WRITTEN PROBLEM
The exercise asks for every line of the data to be reproduced exactly.

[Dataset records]
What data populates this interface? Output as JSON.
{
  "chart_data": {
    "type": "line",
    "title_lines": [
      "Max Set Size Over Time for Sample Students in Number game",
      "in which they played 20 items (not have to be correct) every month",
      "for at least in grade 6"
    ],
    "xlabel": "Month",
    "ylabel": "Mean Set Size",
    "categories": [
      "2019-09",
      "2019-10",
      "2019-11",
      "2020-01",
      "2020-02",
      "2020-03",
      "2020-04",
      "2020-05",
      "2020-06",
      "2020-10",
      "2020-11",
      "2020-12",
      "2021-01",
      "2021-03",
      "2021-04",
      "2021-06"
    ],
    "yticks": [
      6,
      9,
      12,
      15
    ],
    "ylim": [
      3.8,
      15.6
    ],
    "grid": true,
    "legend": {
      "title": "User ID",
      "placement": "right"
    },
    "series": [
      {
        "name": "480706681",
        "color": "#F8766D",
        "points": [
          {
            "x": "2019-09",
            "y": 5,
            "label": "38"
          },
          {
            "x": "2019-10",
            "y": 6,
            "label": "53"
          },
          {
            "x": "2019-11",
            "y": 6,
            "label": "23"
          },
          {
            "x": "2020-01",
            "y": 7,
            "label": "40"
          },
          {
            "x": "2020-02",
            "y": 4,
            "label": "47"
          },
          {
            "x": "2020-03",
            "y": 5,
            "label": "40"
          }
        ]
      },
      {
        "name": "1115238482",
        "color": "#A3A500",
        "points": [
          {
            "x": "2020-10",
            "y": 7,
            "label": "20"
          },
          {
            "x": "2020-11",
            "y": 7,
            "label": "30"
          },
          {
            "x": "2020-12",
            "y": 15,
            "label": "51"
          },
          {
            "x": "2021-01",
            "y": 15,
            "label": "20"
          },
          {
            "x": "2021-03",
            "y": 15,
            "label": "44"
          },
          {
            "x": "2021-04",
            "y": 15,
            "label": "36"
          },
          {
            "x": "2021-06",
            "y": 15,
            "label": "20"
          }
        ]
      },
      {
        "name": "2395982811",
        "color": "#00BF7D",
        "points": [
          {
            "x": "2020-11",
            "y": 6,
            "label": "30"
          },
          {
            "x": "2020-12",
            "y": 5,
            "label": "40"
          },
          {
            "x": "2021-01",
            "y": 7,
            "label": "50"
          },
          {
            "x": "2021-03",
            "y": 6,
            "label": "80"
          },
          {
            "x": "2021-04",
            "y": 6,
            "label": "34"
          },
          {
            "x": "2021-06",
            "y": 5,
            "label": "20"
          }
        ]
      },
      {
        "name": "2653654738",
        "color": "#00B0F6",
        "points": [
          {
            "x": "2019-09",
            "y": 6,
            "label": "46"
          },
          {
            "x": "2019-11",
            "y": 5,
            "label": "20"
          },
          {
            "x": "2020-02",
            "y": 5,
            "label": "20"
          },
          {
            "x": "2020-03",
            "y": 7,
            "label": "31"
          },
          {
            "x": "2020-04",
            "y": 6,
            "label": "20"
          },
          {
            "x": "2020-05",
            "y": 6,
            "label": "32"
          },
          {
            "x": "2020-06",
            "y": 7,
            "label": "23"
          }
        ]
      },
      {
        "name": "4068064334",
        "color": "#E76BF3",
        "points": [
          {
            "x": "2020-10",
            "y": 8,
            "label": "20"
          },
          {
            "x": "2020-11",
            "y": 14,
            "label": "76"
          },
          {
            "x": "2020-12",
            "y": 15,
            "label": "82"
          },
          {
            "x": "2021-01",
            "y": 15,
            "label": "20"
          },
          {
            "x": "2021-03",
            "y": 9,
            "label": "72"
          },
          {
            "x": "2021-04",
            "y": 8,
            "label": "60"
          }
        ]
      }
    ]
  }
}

TASK SOLUTION
What data populates this interface? Output as JSON.
{
  "chart_data": {
    "type": "line",
    "title_lines": [
      "Max Set Size Over Time for Sample Students in Number game",
      "in which they played 20 items (not have to be correct) every month",
      "for at least in grade 6"
    ],
    "xlabel": "Month",
    "ylabel": "Mean Set Size",
    "categories": [
      "2019-09",
      "2019-10",
      "2019-11",
      "2020-01",
      "2020-02",
      "2020-03",
      "2020-04",
      "2020-05",
      "2020-06",
      "2020-10",
      "2020-11",
      "2020-12",
      "2021-01",
      "2021-03",
      "2021-04",
      "2021-06"
    ],
    "yticks": [
      6,
      9,
      12,
      15
    ],
    "ylim": [
      3.8,
      15.6
    ],
    "grid": true,
    "legend": {
      "title": "User ID",
      "placement": "right"
    },
    "series": [
      {
        "name": "480706681",
        "color": "#F8766D",
        "points": [
          {
            "x": "2019-09",
            "y": 5,
            "label": "38"
          },
          {
            "x": "2019-10",
            "y": 6,
            "label": "53"
          },
          {
            "x": "2019-11",
            "y": 6,
            "label": "23"
          },
          {
            "x": "2020-01",
            "y": 7,
            "label": "40"
          },
          {
            "x": "2020-02",
            "y": 4,
            "label": "47"
          },
          {
            "x": "2020-03",
            "y": 5,
            "label": "40"
          }
        ]
      },
      {
        "name": "1115238482",
        "color": "#A3A500",
        "points": [
          {
            "x": "2020-10",
            "y": 7,
            "label": "20"
          },
          {
            "x": "2020-11",
            "y": 7,
            "label": "30"
          },
          {
            "x": "2020-12",
            "y": 15,
            "label": "51"
          },
          {
            "x": "2021-01",
            "y": 15,
            "label": "20"
          },
          {
            "x": "2021-03",
            "y": 15,
            "label": "44"
          },
          {
            "x": "2021-04",
            "y": 15,
            "label": "36"
          },
          {
            "x": "2021-06",
            "y": 15,
            "label": "20"
          }
        ]
      },
      {
        "name": "2395982811",
        "color": "#00BF7D",
        "points": [
          {
            "x": "2020-11",
            "y": 6,
            "label": "30"
          },
          {
            "x": "2020-12",
            "y": 5,
            "label": "40"
          },
          {
            "x": "2021-01",
            "y": 7,
            "label": "50"
          },
          {
            "x": "2021-03",
            "y": 6,
            "label": "80"
          },
          {
            "x": "2021-04",
            "y": 6,
            "label": "34"
          },
          {
            "x": "2021-06",
            "y": 5,
            "label": "20"
          }
        ]
      },
      {
        "name": "2653654738",
        "color": "#00B0F6",
        "points": [
          {
            "x": "2019-09",
            "y": 6,
            "label": "46"
          },
          {
            "x": "2019-11",
            "y": 5,
            "label": "20"
          },
          {
            "x": "2020-02",
            "y": 5,
            "label": "20"
          },
          {
            "x": "2020-03",
            "y": 7,
            "label": "31"
          },
          {
            "x": "2020-04",
            "y": 6,
            "label": "20"
          },
          {
            "x": "2020-05",
            "y": 6,
            "label": "32"
          },
          {
            "x": "2020-06",
            "y": 7,
            "label": "23"
          }
        ]
      },
      {
        "name": "4068064334",
        "color": "#E76BF3",
        "points": [
          {
            "x": "2020-10",
            "y": 8,
            "label": "20"
          },
          {
            "x": "2020-11",
            "y": 14,
            "label": "76"
          },
          {
            "x": "2020-12",
            "y": 15,
            "label": "82"
          },
          {
            "x": "2021-01",
            "y": 15,
            "label": "20"
          },
          {
            "x": "2021-03",
            "y": 9,
            "label": "72"
          },
          {
            "x": "2021-04",
            "y": 8,
            "label": "60"
          }
        ]
      }
    ]
  }
}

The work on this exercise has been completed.